● **GIVEN EXERCISE**: Every entry that follows should be reproduced exactly.

[Dataset entries]
———

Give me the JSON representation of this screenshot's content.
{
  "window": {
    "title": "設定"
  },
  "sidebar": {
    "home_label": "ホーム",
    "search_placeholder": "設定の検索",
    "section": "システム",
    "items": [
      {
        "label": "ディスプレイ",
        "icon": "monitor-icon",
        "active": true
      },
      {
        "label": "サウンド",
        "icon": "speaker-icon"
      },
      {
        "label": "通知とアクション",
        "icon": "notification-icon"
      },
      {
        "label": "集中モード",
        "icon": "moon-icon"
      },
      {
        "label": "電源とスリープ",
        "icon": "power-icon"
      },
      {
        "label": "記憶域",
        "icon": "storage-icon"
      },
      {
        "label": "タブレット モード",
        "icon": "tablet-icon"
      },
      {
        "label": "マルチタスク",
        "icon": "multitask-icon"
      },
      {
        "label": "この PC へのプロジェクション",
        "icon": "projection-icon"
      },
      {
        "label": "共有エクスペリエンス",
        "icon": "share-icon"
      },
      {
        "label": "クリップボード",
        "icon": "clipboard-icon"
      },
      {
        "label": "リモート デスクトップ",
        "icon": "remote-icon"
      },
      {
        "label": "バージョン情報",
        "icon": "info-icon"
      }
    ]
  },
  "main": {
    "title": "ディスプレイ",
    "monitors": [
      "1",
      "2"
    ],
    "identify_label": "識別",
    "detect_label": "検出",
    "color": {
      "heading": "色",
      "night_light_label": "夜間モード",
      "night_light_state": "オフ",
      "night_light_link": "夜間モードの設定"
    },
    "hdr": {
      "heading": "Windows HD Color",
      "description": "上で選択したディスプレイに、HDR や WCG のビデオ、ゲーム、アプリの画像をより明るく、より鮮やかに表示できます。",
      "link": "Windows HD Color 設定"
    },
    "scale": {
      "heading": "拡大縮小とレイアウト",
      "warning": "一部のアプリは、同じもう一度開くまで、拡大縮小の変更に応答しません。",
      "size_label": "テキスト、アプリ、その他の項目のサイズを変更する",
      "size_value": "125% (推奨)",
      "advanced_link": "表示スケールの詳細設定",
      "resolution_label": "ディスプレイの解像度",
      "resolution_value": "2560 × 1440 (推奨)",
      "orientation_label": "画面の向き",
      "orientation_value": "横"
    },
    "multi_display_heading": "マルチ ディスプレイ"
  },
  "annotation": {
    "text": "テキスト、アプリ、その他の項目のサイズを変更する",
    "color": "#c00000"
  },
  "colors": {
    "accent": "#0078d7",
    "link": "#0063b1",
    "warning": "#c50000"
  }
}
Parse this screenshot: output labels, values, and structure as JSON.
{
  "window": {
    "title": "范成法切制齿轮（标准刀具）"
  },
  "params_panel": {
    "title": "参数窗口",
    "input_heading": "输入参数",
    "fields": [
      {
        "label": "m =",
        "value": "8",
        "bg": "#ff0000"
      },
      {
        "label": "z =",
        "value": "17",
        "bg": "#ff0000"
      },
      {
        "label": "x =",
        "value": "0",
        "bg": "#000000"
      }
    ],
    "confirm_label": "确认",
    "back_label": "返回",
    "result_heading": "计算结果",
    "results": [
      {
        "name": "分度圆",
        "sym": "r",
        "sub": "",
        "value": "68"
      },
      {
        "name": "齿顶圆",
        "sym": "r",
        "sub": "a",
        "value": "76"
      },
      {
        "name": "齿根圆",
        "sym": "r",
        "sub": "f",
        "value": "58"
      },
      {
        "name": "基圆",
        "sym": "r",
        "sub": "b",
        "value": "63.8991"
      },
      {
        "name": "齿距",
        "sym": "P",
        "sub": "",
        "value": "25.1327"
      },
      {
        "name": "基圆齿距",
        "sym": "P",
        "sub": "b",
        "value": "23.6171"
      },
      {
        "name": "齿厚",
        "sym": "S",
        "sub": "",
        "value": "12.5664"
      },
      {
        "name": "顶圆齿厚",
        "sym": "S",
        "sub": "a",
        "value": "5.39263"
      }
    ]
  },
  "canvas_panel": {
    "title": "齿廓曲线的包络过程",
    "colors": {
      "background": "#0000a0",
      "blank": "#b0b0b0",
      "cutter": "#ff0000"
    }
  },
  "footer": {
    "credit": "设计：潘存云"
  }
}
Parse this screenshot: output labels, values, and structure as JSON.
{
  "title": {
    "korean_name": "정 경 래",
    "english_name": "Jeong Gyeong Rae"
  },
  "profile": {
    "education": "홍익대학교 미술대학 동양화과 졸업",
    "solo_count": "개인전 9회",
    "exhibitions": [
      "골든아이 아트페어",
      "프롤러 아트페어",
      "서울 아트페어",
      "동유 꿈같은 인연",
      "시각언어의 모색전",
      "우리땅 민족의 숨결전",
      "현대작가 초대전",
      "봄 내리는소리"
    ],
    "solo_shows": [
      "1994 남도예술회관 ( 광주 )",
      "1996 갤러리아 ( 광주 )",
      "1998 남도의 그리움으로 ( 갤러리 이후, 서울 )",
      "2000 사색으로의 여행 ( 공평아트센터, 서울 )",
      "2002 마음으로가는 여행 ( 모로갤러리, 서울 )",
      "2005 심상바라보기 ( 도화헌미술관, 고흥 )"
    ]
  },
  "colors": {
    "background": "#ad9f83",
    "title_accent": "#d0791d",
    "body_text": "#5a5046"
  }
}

———

● **THE REPLY**:
Give me the JSON representation of this screenshot's content.
{
  "window": {
    "title": "設定"
  },
  "sidebar": {
    "home_label": "ホーム",
    "search_placeholder": "設定の検索",
    "section": "システム",
    "items": [
      {
        "label": "ディスプレイ",
        "icon": "monitor-icon",
        "active": true
      },
      {
        "label": "サウンド",
        "icon": "speaker-icon"
      },
      {
        "label": "通知とアクション",
        "icon": "notification-icon"
      },
      {
        "label": "集中モード",
        "icon": "moon-icon"
      },
      {
        "label": "電源とスリープ",
        "icon": "power-icon"
      },
      {
        "label": "記憶域",
        "icon": "storage-icon"
      },
      {
        "label": "タブレット モード",
        "icon": "tablet-icon"
      },
      {
        "label": "マルチタスク",
        "icon": "multitask-icon"
      },
      {
        "label": "この PC へのプロジェクション",
        "icon": "projection-icon"
      },
      {
        "label": "共有エクスペリエンス",
        "icon": "share-icon"
      },
      {
        "label": "クリップボード",
        "icon": "clipboard-icon"
      },
      {
        "label": "リモート デスクトップ",
        "icon": "remote-icon"
      },
      {
        "label": "バージョン情報",
        "icon": "info-icon"
      }
    ]
  },
  "main": {
    "title": "ディスプレイ",
    "monitors": [
      "1",
      "2"
    ],
    "identify_label": "識別",
    "detect_label": "検出",
    "color": {
      "heading": "色",
      "night_light_label": "夜間モード",
      "night_light_state": "オフ",
      "night_light_link": "夜間モードの設定"
    },
    "hdr": {
      "heading": "Windows HD Color",
      "description": "上で選択したディスプレイに、HDR や WCG のビデオ、ゲーム、アプリの画像をより明るく、より鮮やかに表示できます。",
      "link": "Windows HD Color 設定"
    },
    "scale": {
      "heading": "拡大縮小とレイアウト",
      "warning": "一部のアプリは、同じもう一度開くまで、拡大縮小の変更に応答しません。",
      "size_label": "テキスト、アプリ、その他の項目のサイズを変更する",
      "size_value": "125% (推奨)",
      "advanced_link": "表示スケールの詳細設定",
      "resolution_label": "ディスプレイの解像度",
      "resolution_value": "2560 × 1440 (推奨)",
      "orientation_label": "画面の向き",
      "orientation_value": "横"
    },
    "multi_display_heading": "マルチ ディスプレイ"
  },
  "annotation": {
    "text": "テキスト、アプリ、その他の項目のサイズを変更する",
    "color": "#c00000"
  },
  "colors": {
    "accent": "#0078d7",
    "link": "#0063b1",
    "warning": "#c50000"
  }
}
Parse this screenshot: output labels, values, and structure as JSON.
{
  "window": {
    "title": "范成法切制齿轮（标准刀具）"
  },
  "params_panel": {
    "title": "参数窗口",
    "input_heading": "输入参数",
    "fields": [
      {
        "label": "m =",
        "value": "8",
        "bg": "#ff0000"
      },
      {
        "label": "z =",
        "value": "17",
        "bg": "#ff0000"
      },
      {
        "label": "x =",
        "value": "0",
        "bg": "#000000"
      }
    ],
    "confirm_label": "确认",
    "back_label": "返回",
    "result_heading": "计算结果",
    "results": [
      {
        "name": "分度圆",
        "sym": "r",
        "sub": "",
        "value": "68"
      },
      {
        "name": "齿顶圆",
        "sym": "r",
        "sub": "a",
        "value": "76"
      },
      {
        "name": "齿根圆",
        "sym": "r",
        "sub": "f",
        "value": "58"
      },
      {
        "name": "基圆",
        "sym": "r",
        "sub": "b",
        "value": "63.8991"
      },
      {
        "name": "齿距",
        "sym": "P",
        "sub": "",
        "value": "25.1327"
      },
      {
        "name": "基圆齿距",
        "sym": "P",
        "sub": "b",
        "value": "23.6171"
      },
      {
        "name": "齿厚",
        "sym": "S",
        "sub": "",
        "value": "12.5664"
      },
      {
        "name": "顶圆齿厚",
        "sym": "S",
        "sub": "a",
        "value": "5.39263"
      }
    ]
  },
  "canvas_panel": {
    "title": "齿廓曲线的包络过程",
    "colors": {
      "background": "#0000a0",
      "blank": "#b0b0b0",
      "cutter": "#ff0000"
    }
  },
  "footer": {
    "credit": "设计：潘存云"
  }
}
Parse this screenshot: output labels, values, and structure as JSON.
{
  "title": {
    "korean_name": "정 경 래",
    "english_name": "Jeong Gyeong Rae"
  },
  "profile": {
    "education": "홍익대학교 미술대학 동양화과 졸업",
    "solo_count": "개인전 9회",
    "exhibitions": [
      "골든아이 아트페어",
      "프롤러 아트페어",
      "서울 아트페어",
      "동유 꿈같은 인연",
      "시각언어의 모색전",
      "우리땅 민족의 숨결전",
      "현대작가 초대전",
      "봄 내리는소리"
    ],
    "solo_shows": [
      "1994 남도예술회관 ( 광주 )",
      "1996 갤러리아 ( 광주 )",
      "1998 남도의 그리움으로 ( 갤러리 이후, 서울 )",
      "2000 사색으로의 여행 ( 공평아트센터, 서울 )",
      "2002 마음으로가는 여행 ( 모로갤러리, 서울 )",
      "2005 심상바라보기 ( 도화헌미술관, 고흥 )"
    ]
  },
  "colors": {
    "background": "#ad9f83",
    "title_accent": "#d0791d",
    "body_text": "#5a5046"
  }
}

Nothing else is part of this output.